• **Request**
Find the lines of data that contain the string "hexadecimal", then list them.

• **Data shown**
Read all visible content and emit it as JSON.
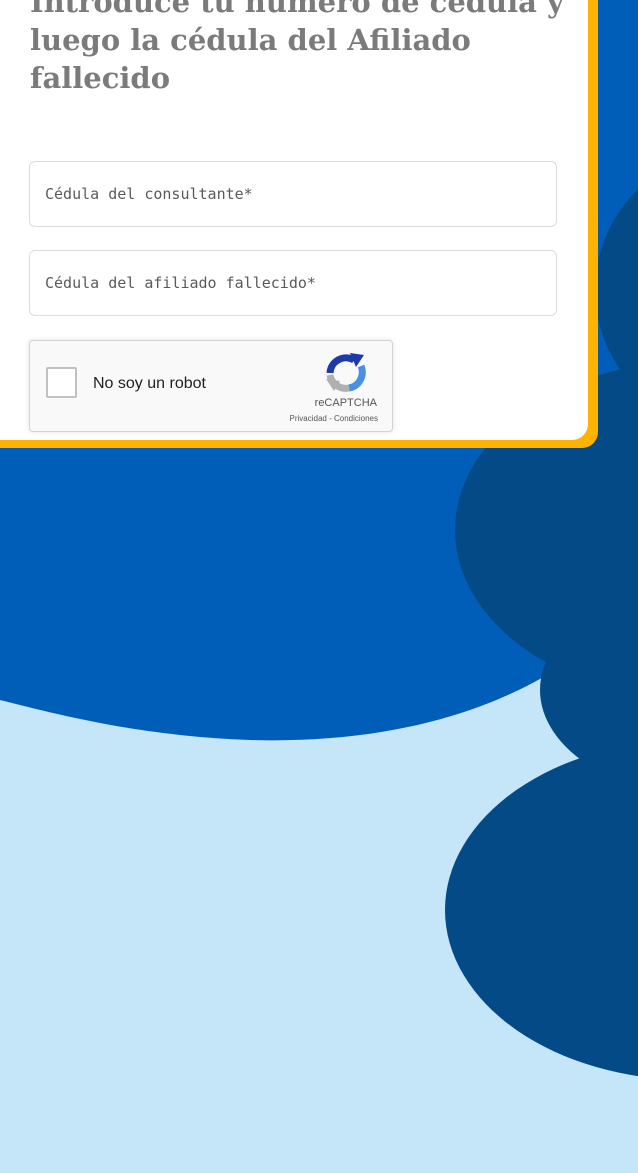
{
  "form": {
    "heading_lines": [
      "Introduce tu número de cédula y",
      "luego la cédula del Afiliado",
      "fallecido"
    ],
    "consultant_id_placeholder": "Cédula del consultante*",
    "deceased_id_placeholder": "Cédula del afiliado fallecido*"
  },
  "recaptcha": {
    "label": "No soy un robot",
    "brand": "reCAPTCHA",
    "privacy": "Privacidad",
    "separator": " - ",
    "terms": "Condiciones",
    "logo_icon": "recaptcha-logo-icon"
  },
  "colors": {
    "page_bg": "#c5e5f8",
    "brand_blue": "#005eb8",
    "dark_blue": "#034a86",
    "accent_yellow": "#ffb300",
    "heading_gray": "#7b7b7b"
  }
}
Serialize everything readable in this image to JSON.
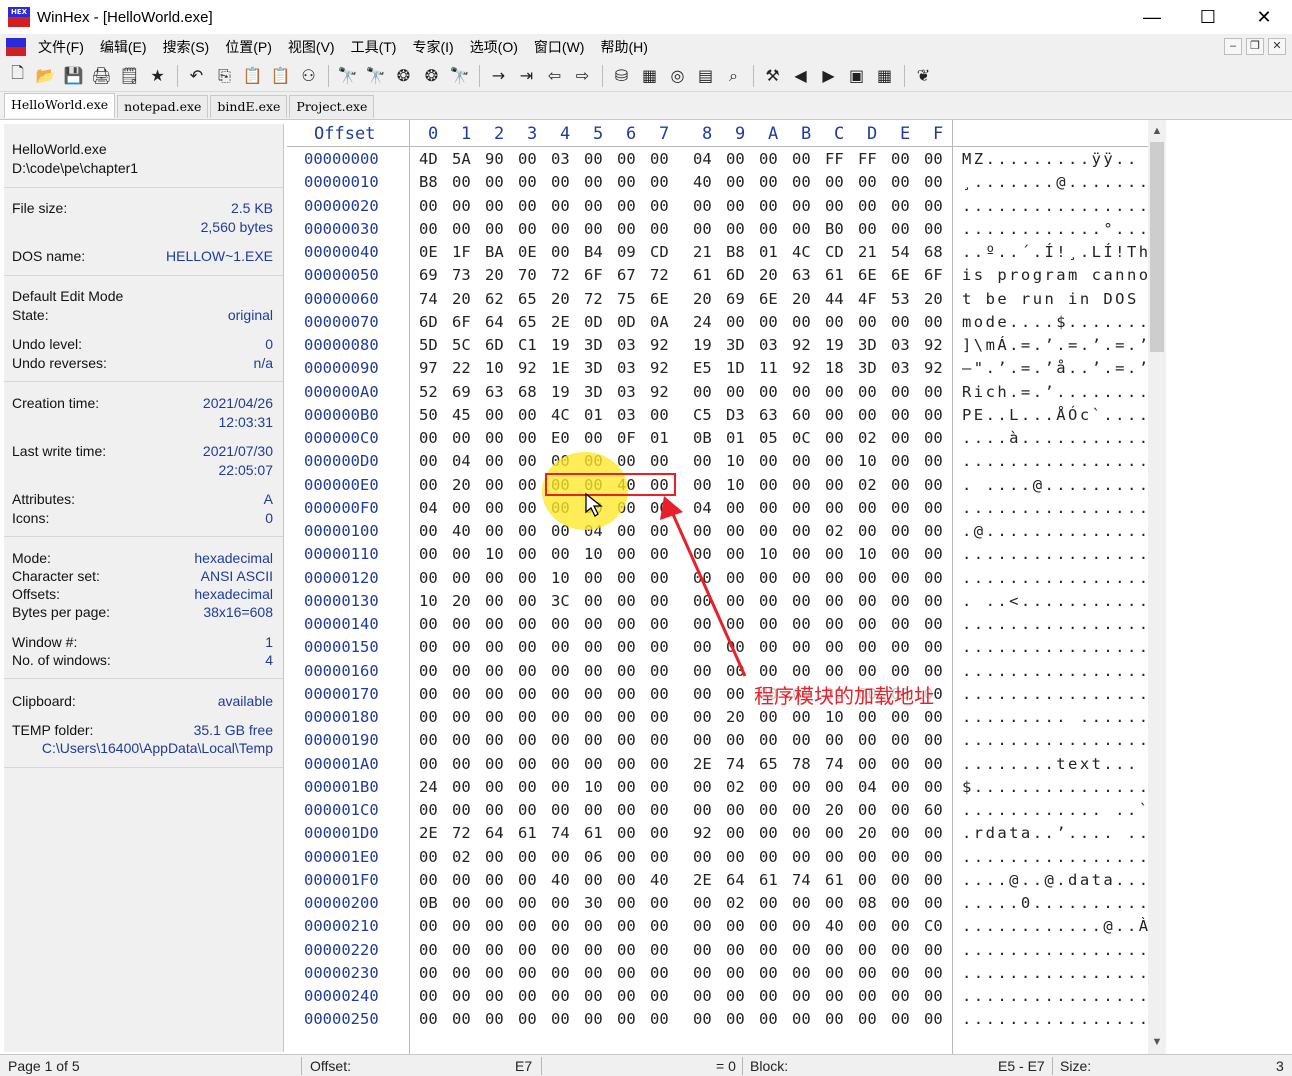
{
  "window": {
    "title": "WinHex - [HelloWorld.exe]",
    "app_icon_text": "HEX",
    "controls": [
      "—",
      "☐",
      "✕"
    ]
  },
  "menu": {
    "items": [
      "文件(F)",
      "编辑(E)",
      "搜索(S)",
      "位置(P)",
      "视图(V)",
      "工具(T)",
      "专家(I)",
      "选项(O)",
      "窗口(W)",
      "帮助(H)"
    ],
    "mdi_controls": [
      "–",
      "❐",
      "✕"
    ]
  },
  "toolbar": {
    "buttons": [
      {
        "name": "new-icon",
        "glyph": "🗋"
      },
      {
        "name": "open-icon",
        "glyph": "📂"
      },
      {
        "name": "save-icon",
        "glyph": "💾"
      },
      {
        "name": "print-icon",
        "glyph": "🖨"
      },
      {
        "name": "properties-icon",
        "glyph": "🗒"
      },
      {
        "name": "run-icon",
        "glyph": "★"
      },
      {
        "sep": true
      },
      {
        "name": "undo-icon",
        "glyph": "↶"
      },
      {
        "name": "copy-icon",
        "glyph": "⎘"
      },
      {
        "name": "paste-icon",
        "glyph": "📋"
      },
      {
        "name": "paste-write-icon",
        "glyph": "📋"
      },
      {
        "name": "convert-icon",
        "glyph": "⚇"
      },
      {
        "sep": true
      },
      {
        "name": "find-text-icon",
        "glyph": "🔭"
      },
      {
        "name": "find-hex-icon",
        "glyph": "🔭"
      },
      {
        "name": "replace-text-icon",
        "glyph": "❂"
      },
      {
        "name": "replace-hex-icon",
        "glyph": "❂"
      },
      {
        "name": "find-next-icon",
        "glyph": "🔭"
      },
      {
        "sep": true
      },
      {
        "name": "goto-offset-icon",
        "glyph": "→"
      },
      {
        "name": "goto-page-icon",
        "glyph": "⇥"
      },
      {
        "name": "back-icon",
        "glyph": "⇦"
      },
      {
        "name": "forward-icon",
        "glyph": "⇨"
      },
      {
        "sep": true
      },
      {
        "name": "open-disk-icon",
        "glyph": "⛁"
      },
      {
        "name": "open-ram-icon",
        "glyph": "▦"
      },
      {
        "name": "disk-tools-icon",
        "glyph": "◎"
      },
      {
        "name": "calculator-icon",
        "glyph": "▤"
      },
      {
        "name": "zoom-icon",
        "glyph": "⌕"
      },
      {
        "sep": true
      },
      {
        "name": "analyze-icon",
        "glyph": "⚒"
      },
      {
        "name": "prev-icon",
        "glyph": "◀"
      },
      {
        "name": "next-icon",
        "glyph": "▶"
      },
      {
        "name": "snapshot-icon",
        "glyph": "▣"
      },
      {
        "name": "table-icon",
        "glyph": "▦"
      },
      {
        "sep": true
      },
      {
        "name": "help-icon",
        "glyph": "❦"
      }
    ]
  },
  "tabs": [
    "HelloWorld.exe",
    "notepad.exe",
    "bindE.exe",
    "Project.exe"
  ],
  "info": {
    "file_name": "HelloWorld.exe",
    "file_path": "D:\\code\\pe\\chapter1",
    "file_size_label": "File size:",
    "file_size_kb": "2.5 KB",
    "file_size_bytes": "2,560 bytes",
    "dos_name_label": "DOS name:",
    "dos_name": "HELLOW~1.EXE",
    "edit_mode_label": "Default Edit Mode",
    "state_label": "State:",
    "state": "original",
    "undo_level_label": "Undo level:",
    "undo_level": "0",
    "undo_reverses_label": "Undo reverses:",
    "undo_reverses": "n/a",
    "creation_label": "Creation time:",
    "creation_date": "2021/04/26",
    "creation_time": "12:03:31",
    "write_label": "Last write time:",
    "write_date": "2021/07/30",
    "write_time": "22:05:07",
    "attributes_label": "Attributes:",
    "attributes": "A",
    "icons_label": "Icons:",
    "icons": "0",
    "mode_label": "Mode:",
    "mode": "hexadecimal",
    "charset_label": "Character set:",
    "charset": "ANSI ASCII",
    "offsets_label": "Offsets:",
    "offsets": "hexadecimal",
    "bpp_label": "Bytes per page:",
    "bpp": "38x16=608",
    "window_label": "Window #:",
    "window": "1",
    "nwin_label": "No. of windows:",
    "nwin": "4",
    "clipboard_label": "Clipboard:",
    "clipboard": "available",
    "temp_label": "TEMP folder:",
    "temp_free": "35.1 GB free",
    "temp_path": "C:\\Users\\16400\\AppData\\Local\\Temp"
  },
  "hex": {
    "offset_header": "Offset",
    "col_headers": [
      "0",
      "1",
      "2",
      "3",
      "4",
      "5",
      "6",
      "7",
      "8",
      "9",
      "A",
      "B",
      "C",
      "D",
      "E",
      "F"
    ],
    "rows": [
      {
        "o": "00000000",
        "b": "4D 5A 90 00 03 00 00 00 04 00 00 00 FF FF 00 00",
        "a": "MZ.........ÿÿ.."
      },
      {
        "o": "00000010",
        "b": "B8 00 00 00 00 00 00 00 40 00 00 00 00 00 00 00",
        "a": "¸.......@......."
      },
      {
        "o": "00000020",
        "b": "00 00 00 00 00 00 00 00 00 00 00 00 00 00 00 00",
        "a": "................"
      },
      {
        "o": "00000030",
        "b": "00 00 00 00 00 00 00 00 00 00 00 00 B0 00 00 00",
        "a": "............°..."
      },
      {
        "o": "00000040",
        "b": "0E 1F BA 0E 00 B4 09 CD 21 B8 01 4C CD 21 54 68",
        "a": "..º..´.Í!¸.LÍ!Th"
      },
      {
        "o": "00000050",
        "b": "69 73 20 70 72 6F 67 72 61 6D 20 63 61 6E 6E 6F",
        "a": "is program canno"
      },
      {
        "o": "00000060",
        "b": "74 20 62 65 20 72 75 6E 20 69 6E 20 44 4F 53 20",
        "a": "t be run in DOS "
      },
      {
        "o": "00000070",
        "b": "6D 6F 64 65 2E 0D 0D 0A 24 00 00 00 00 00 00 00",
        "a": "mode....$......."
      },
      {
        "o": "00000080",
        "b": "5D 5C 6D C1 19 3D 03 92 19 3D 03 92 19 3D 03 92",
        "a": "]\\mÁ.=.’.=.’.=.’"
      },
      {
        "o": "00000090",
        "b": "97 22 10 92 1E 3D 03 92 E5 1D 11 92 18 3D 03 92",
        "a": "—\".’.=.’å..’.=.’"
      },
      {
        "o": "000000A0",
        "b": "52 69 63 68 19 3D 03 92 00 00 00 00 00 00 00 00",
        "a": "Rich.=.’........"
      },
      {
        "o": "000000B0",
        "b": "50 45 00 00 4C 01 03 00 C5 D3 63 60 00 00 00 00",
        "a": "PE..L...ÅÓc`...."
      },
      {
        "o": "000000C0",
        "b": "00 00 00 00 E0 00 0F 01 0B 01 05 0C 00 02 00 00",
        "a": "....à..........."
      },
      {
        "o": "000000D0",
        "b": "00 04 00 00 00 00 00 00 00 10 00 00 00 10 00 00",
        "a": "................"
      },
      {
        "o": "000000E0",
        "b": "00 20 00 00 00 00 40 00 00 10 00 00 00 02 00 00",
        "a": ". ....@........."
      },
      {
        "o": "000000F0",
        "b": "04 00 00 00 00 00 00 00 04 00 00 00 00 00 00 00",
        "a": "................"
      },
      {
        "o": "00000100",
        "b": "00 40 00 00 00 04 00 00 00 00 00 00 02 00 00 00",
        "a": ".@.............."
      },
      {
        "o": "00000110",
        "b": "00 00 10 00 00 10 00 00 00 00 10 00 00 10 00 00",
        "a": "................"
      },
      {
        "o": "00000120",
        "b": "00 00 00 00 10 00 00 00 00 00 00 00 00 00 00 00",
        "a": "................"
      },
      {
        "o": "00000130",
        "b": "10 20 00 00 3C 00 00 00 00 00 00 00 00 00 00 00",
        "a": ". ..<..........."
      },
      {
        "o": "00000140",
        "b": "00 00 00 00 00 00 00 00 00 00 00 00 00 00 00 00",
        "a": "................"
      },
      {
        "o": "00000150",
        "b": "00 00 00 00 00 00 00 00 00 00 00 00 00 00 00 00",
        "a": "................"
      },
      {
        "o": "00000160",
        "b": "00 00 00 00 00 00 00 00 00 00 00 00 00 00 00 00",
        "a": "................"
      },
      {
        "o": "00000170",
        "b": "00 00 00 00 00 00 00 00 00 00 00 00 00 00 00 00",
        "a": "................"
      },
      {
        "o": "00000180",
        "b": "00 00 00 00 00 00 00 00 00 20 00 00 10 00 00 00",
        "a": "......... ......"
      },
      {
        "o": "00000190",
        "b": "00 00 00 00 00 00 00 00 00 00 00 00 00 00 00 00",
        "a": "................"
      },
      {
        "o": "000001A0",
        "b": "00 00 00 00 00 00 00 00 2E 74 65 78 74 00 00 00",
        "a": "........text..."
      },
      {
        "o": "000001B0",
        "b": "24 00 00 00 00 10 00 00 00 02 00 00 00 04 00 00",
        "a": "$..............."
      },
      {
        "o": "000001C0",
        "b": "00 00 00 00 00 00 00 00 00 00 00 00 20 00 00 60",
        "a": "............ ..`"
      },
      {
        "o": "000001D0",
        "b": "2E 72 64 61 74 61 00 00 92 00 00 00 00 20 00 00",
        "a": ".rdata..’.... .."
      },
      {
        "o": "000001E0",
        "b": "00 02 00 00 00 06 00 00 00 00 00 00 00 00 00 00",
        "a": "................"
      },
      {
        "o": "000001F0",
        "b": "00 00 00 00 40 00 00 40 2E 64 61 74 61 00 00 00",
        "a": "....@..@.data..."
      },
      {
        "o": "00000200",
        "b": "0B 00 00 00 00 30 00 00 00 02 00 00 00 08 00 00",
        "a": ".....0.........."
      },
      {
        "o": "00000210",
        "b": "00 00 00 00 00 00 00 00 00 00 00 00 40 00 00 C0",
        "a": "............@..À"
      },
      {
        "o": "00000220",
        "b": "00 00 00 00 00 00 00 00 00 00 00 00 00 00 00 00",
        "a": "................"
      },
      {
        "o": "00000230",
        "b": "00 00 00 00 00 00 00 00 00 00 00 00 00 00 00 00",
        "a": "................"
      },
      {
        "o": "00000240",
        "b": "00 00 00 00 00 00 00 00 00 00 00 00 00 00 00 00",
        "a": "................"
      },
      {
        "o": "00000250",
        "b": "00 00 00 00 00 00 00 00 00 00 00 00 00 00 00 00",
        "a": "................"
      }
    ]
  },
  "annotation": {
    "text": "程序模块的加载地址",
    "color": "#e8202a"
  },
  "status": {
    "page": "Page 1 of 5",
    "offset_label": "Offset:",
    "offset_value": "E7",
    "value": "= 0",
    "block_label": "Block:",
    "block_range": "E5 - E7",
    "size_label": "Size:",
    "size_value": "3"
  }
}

• **Full output**
    "mode": "hexadecimal",
    "offsets": "hexadecimal",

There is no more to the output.